**WRITTEN REQUEST**
Without the images, output each record below as it stands.

((

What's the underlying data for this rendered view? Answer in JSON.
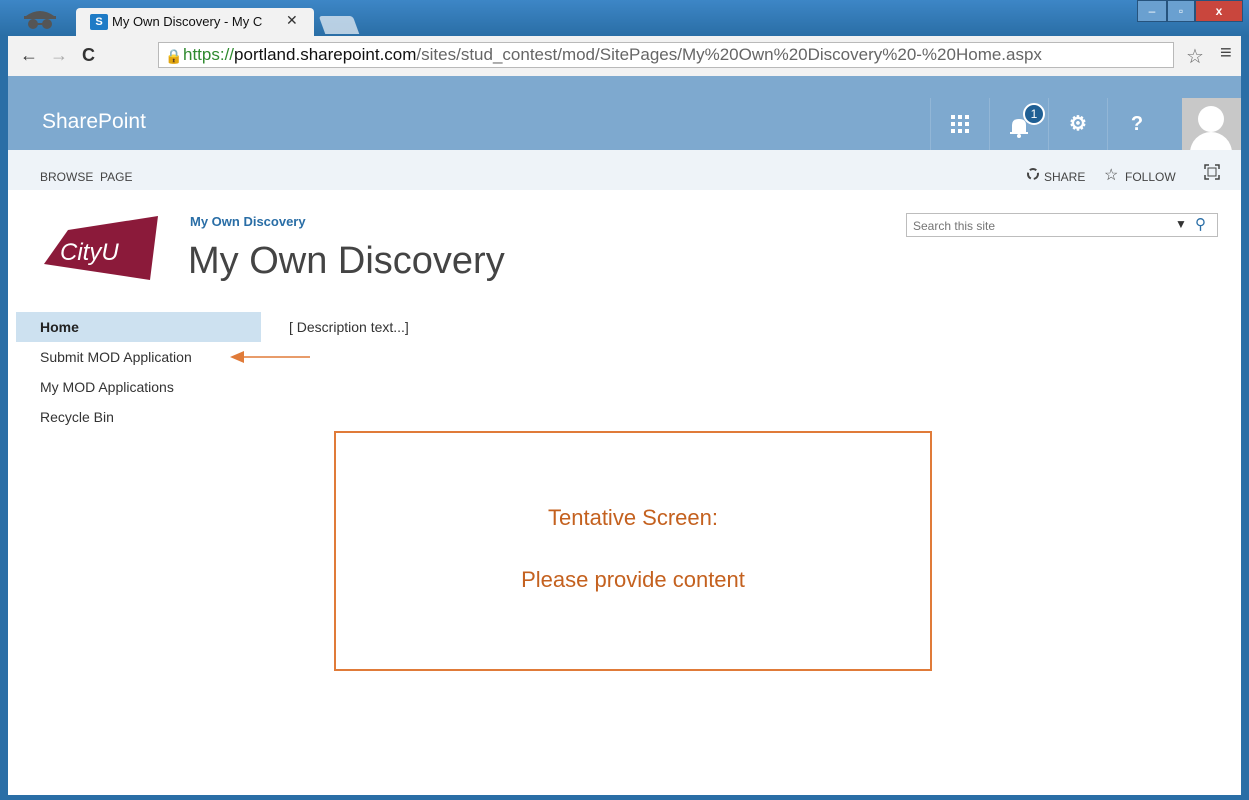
{
  "browser": {
    "tab_title": "My Own Discovery - My C",
    "tab_close": "✕",
    "url_https": "https://",
    "url_host": "portland.sharepoint.com",
    "url_path": "/sites/stud_contest/mod/SitePages/My%20Own%20Discovery%20-%20Home.aspx",
    "nav": {
      "back": "←",
      "forward": "→",
      "reload": "C"
    },
    "window_buttons": {
      "minimize": "–",
      "maximize": "▫",
      "close": "x"
    },
    "bookmark_star": "☆",
    "menu": "≡"
  },
  "suitebar": {
    "brand": "SharePoint",
    "apps_icon": "app-launcher-icon",
    "notifications_count": "1",
    "settings_icon": "gear-icon",
    "help_label": "?"
  },
  "ribbon": {
    "tabs": [
      "BROWSE",
      "PAGE"
    ],
    "share_label": "SHARE",
    "follow_label": "FOLLOW"
  },
  "site": {
    "logo_text": "CityU",
    "crumb": "My Own Discovery",
    "title": "My Own Discovery",
    "search_placeholder": "Search this site"
  },
  "nav": {
    "items": [
      {
        "label": "Home",
        "selected": true
      },
      {
        "label": "Submit MOD Application"
      },
      {
        "label": "My MOD Applications"
      },
      {
        "label": "Recycle Bin"
      }
    ]
  },
  "main": {
    "description": "[ Description text...]",
    "tentative_line1": "Tentative Screen:",
    "tentative_line2": "Please provide content"
  },
  "colors": {
    "suite_blue": "#7ea9cf",
    "annotation_orange": "#e07b39",
    "chrome_blue": "#2a6ea6"
  }
}
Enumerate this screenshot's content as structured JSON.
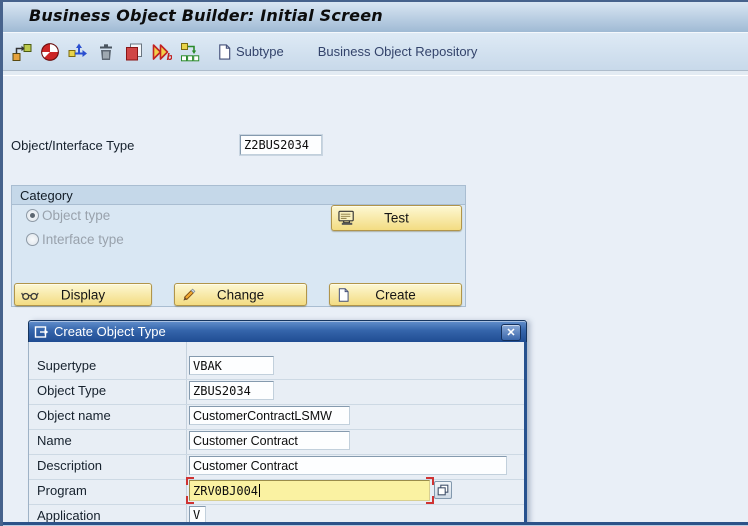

))

**SOLUTION**
What's the underlying data for this rendered view? Answer in JSON.
{
  "browser": {
    "tab_title": "My Own Discovery - My C",
    "tab_close": "✕",
    "url_https": "https://",
    "url_host": "portland.sharepoint.com",
    "url_path": "/sites/stud_contest/mod/SitePages/My%20Own%20Discovery%20-%20Home.aspx",
    "nav": {
      "back": "←",
      "forward": "→",
      "reload": "C"
    },
    "window_buttons": {
      "minimize": "–",
      "maximize": "▫",
      "close": "x"
    },
    "bookmark_star": "☆",
    "menu": "≡"
  },
  "suitebar": {
    "brand": "SharePoint",
    "apps_icon": "app-launcher-icon",
    "notifications_count": "1",
    "settings_icon": "gear-icon",
    "help_label": "?"
  },
  "ribbon": {
    "tabs": [
      "BROWSE",
      "PAGE"
    ],
    "share_label": "SHARE",
    "follow_label": "FOLLOW"
  },
  "site": {
    "logo_text": "CityU",
    "crumb": "My Own Discovery",
    "title": "My Own Discovery",
    "search_placeholder": "Search this site"
  },
  "nav": {
    "items": [
      {
        "label": "Home",
        "selected": true
      },
      {
        "label": "Submit MOD Application"
      },
      {
        "label": "My MOD Applications"
      },
      {
        "label": "Recycle Bin"
      }
    ]
  },
  "main": {
    "description": "[ Description text...]",
    "tentative_line1": "Tentative Screen:",
    "tentative_line2": "Please provide content"
  },
  "colors": {
    "suite_blue": "#7ea9cf",
    "annotation_orange": "#e07b39",
    "chrome_blue": "#2a6ea6"
  }
}
Enumerate this screenshot's content as structured JSON.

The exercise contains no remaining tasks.